>> BEGIN INFORMATION PROVIDED

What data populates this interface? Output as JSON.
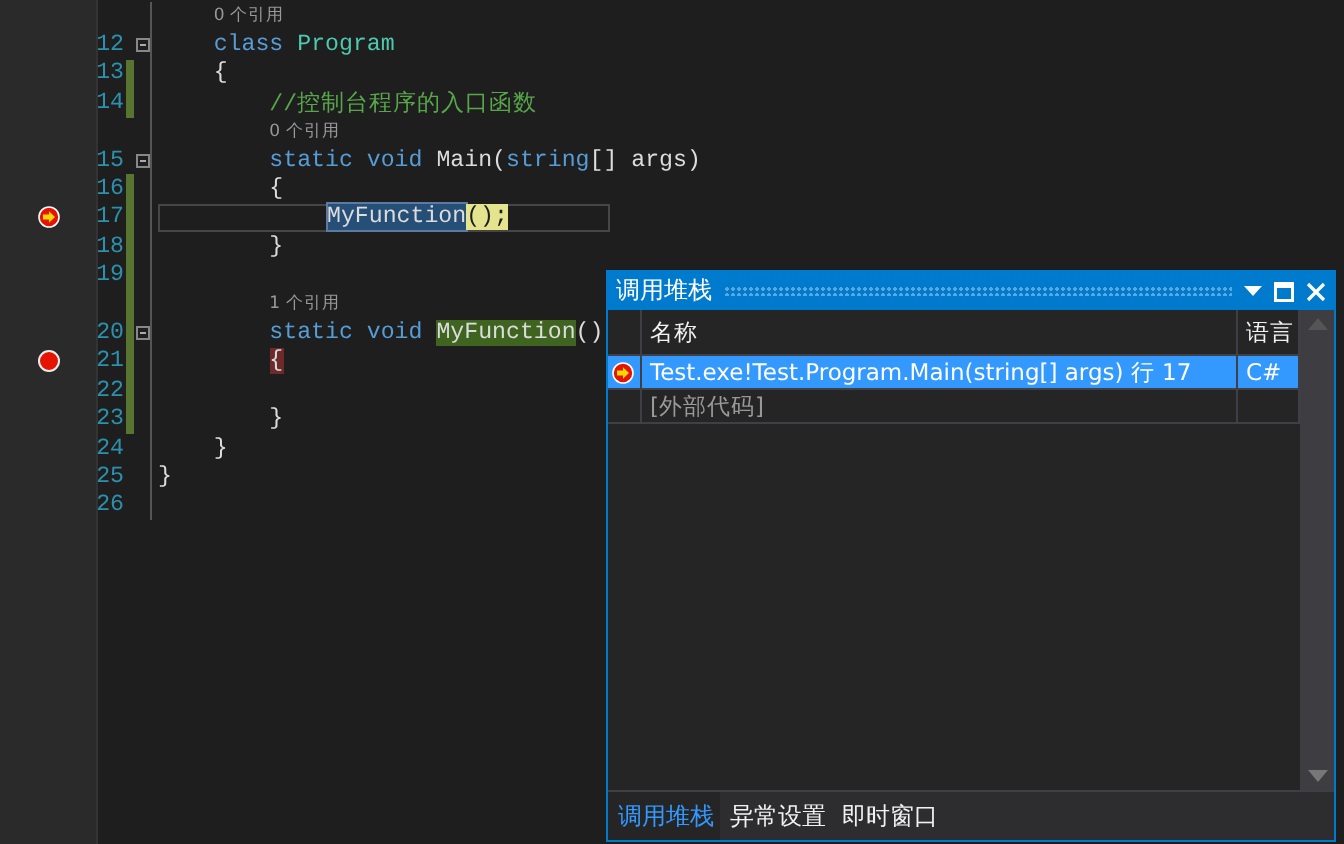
{
  "editor": {
    "lines": [
      {
        "kind": "lens",
        "text": "0 个引用",
        "changed": false
      },
      {
        "kind": "code",
        "number": "12",
        "foldable": true,
        "changed": false,
        "breakpoint": false,
        "current_statement": false,
        "current": false,
        "tokens": [
          {
            "text": "    class",
            "kind": "keyword"
          },
          {
            "text": " Program",
            "kind": "type"
          }
        ]
      },
      {
        "kind": "code",
        "number": "13",
        "foldable": false,
        "changed": true,
        "breakpoint": false,
        "current_statement": false,
        "current": false,
        "tokens": [
          {
            "text": "    {",
            "kind": "plain"
          }
        ]
      },
      {
        "kind": "code",
        "number": "14",
        "foldable": false,
        "changed": true,
        "breakpoint": false,
        "current_statement": false,
        "current": false,
        "tokens": [
          {
            "text": "        //控制台程序的入口函数",
            "kind": "comment"
          }
        ]
      },
      {
        "kind": "lens",
        "text": "0 个引用",
        "changed": false
      },
      {
        "kind": "code",
        "number": "15",
        "foldable": true,
        "changed": false,
        "breakpoint": false,
        "current_statement": false,
        "current": false,
        "tokens": [
          {
            "text": "        static",
            "kind": "keyword"
          },
          {
            "text": " void",
            "kind": "keyword"
          },
          {
            "text": " Main(",
            "kind": "plain"
          },
          {
            "text": "string",
            "kind": "keyword"
          },
          {
            "text": "[] args)",
            "kind": "plain"
          }
        ]
      },
      {
        "kind": "code",
        "number": "16",
        "foldable": false,
        "changed": true,
        "breakpoint": false,
        "current_statement": false,
        "current": false,
        "tokens": [
          {
            "text": "        {",
            "kind": "plain"
          }
        ]
      },
      {
        "kind": "code",
        "number": "17",
        "foldable": false,
        "changed": true,
        "breakpoint": false,
        "current_statement": true,
        "current": true,
        "tokens": [
          {
            "text": "            MyFunction",
            "kind": "selection"
          },
          {
            "text": "();",
            "kind": "statement"
          }
        ]
      },
      {
        "kind": "code",
        "number": "18",
        "foldable": false,
        "changed": true,
        "breakpoint": false,
        "current_statement": false,
        "current": false,
        "tokens": [
          {
            "text": "        }",
            "kind": "plain"
          }
        ]
      },
      {
        "kind": "code",
        "number": "19",
        "foldable": false,
        "changed": true,
        "breakpoint": false,
        "current_statement": false,
        "current": false
      },
      {
        "kind": "lens",
        "text": "1 个引用",
        "changed": true
      },
      {
        "kind": "code",
        "number": "20",
        "foldable": true,
        "changed": true,
        "breakpoint": false,
        "current_statement": false,
        "current": false,
        "tokens": [
          {
            "text": "        static",
            "kind": "keyword"
          },
          {
            "text": " void",
            "kind": "keyword"
          },
          {
            "text": " MyFunction",
            "kind": "reference"
          },
          {
            "text": "()",
            "kind": "plain"
          }
        ]
      },
      {
        "kind": "code",
        "number": "21",
        "foldable": false,
        "changed": true,
        "breakpoint": true,
        "current_statement": false,
        "current": false,
        "tokens": [
          {
            "text": "        {",
            "kind": "breakpoint"
          }
        ]
      },
      {
        "kind": "code",
        "number": "22",
        "foldable": false,
        "changed": true,
        "breakpoint": false,
        "current_statement": false,
        "current": false
      },
      {
        "kind": "code",
        "number": "23",
        "foldable": false,
        "changed": true,
        "breakpoint": false,
        "current_statement": false,
        "current": false,
        "tokens": [
          {
            "text": "        }",
            "kind": "plain"
          }
        ]
      },
      {
        "kind": "code",
        "number": "24",
        "foldable": false,
        "changed": false,
        "breakpoint": false,
        "current_statement": false,
        "current": false,
        "tokens": [
          {
            "text": "    }",
            "kind": "plain"
          }
        ]
      },
      {
        "kind": "code",
        "number": "25",
        "foldable": false,
        "changed": false,
        "breakpoint": false,
        "current_statement": false,
        "current": false,
        "tokens": [
          {
            "text": "}",
            "kind": "plain"
          }
        ]
      },
      {
        "kind": "code",
        "number": "26",
        "foldable": false,
        "changed": false,
        "breakpoint": false,
        "current_statement": false,
        "current": false
      }
    ]
  },
  "call_stack": {
    "title": "调用堆栈",
    "columns": [
      "名称",
      "语言"
    ],
    "rows": [
      {
        "name": "Test.exe!Test.Program.Main(string[] args) 行 17",
        "language": "C#",
        "selected": true,
        "current": true,
        "kind": "frame"
      },
      {
        "name": "[外部代码]",
        "selected": false,
        "current": false,
        "kind": "external"
      }
    ],
    "tabs": [
      {
        "label": "调用堆栈",
        "selected": true
      },
      {
        "label": "异常设置",
        "selected": false
      },
      {
        "label": "即时窗口",
        "selected": false
      }
    ]
  }
}
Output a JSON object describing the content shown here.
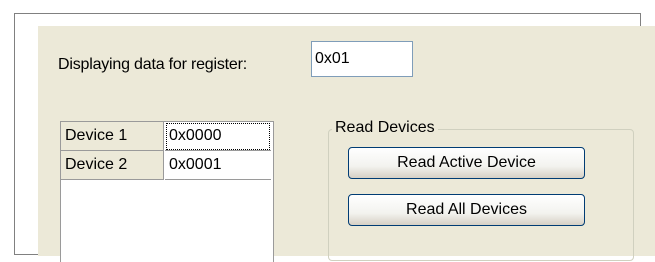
{
  "register": {
    "label": "Displaying data for register:",
    "value": "0x01"
  },
  "devices": [
    {
      "name": "Device 1",
      "value": "0x0000"
    },
    {
      "name": "Device 2",
      "value": "0x0001"
    }
  ],
  "read_group": {
    "title": "Read Devices",
    "read_active_label": "Read Active Device",
    "read_all_label": "Read All Devices"
  }
}
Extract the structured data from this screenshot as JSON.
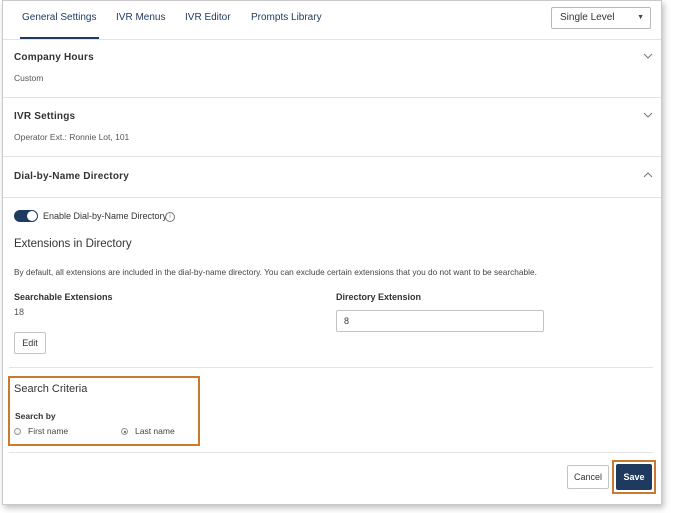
{
  "tabs": [
    {
      "label": "General Settings",
      "active": true
    },
    {
      "label": "IVR Menus",
      "active": false
    },
    {
      "label": "IVR Editor",
      "active": false
    },
    {
      "label": "Prompts Library",
      "active": false
    }
  ],
  "level_select": {
    "value": "Single Level"
  },
  "sections": {
    "company_hours": {
      "title": "Company Hours",
      "value": "Custom"
    },
    "ivr_settings": {
      "title": "IVR Settings",
      "value": "Operator Ext.: Ronnie Lot, 101"
    },
    "dial_by_name": {
      "title": "Dial-by-Name Directory"
    }
  },
  "directory": {
    "toggle_label": "Enable Dial-by-Name Directory",
    "toggle_on": true,
    "extensions_heading": "Extensions in Directory",
    "description": "By default, all extensions are included in the dial-by-name directory. You can exclude certain extensions that you do not want to be searchable.",
    "searchable_label": "Searchable Extensions",
    "searchable_count": "18",
    "edit_label": "Edit",
    "directory_ext_label": "Directory Extension",
    "directory_ext_value": "8"
  },
  "search_criteria": {
    "heading": "Search Criteria",
    "search_by_label": "Search by",
    "options": [
      {
        "label": "First name",
        "selected": false
      },
      {
        "label": "Last name",
        "selected": true
      }
    ]
  },
  "footer": {
    "cancel_label": "Cancel",
    "save_label": "Save"
  },
  "colors": {
    "accent": "#1f3a5f",
    "highlight": "#c97a2e"
  },
  "icons": {
    "chevron_down": "chevron-down-icon",
    "chevron_up": "chevron-up-icon",
    "info": "info-icon"
  }
}
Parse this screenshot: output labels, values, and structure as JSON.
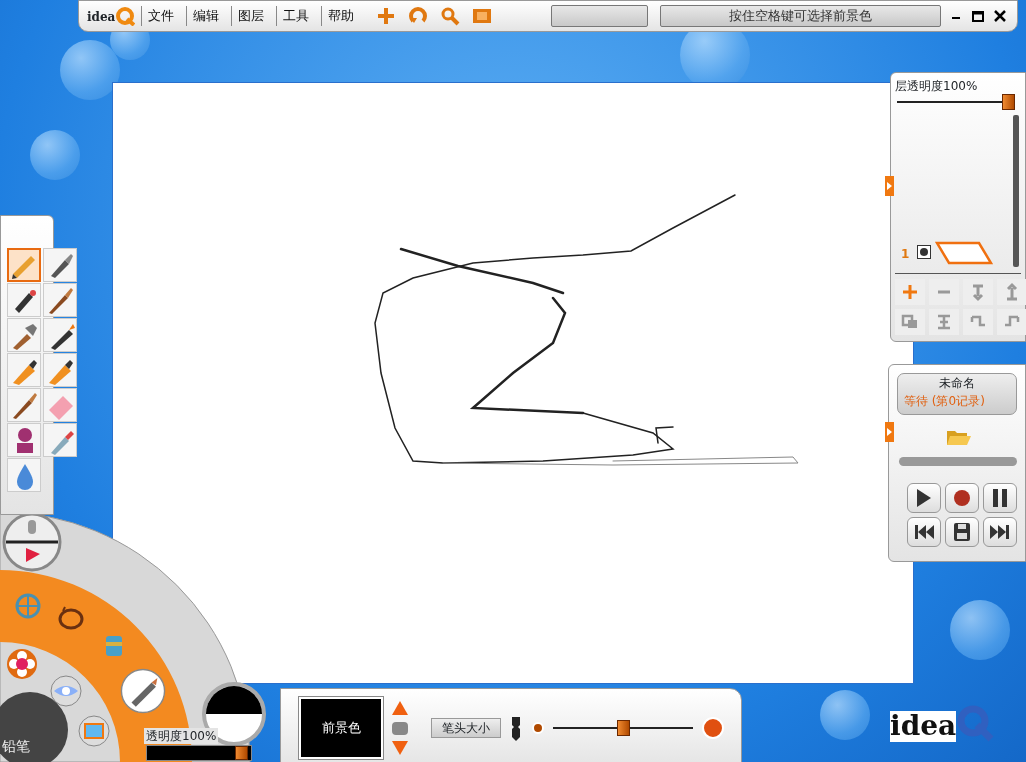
{
  "logo": {
    "text": "idea"
  },
  "menu": [
    {
      "label": "文件"
    },
    {
      "label": "编辑"
    },
    {
      "label": "图层"
    },
    {
      "label": "工具"
    },
    {
      "label": "帮助"
    }
  ],
  "toolbar": [
    {
      "kind": "move"
    },
    {
      "kind": "rotate"
    },
    {
      "kind": "zoom"
    },
    {
      "kind": "frame"
    }
  ],
  "hint": "按住空格键可选择前景色",
  "layers_panel": {
    "opacity_label": "层透明度100%",
    "opacity": {
      "level": 1.0
    },
    "layers": [
      {
        "number": "1",
        "visible": true
      }
    ],
    "actions": [
      {
        "kind": "add",
        "enabled": true
      },
      {
        "kind": "remove",
        "enabled": false
      },
      {
        "kind": "down",
        "enabled": false
      },
      {
        "kind": "up",
        "enabled": false
      },
      {
        "kind": "copy",
        "enabled": false
      },
      {
        "kind": "merge",
        "enabled": false
      },
      {
        "kind": "left",
        "enabled": false
      },
      {
        "kind": "right",
        "enabled": false
      }
    ]
  },
  "record_panel": {
    "title": "未命名",
    "status": "等待 (第0记录)"
  },
  "tools": [
    {
      "kind": "pencil",
      "selected": true
    },
    {
      "kind": "pen",
      "selected": false
    },
    {
      "kind": "airbrush",
      "selected": false
    },
    {
      "kind": "brush",
      "selected": false
    },
    {
      "kind": "flat",
      "selected": false
    },
    {
      "kind": "crayon",
      "selected": false
    },
    {
      "kind": "marker",
      "selected": false
    },
    {
      "kind": "marker",
      "selected": false
    },
    {
      "kind": "brush",
      "selected": false
    },
    {
      "kind": "eraser",
      "selected": false
    },
    {
      "kind": "stamp",
      "selected": false
    },
    {
      "kind": "dropper",
      "selected": false
    },
    {
      "kind": "drop",
      "selected": false
    }
  ],
  "wheel": {
    "current_tool": "铅笔"
  },
  "color_panel": {
    "opacity_label": "透明度100%",
    "opacity": {
      "level": 0.97
    }
  },
  "bottom_bar": {
    "foreground_label": "前景色",
    "size_label": "笔头大小",
    "size": {
      "level": 0.5
    }
  },
  "brand": {
    "text": "idea"
  }
}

>> END INFORMATION PROVIDED

List each line holding the string "Program".

TASK RESPONSE:
            "text": " Program",
        "name": "Test.exe!Test.Program.Main(string[] args) 行 17",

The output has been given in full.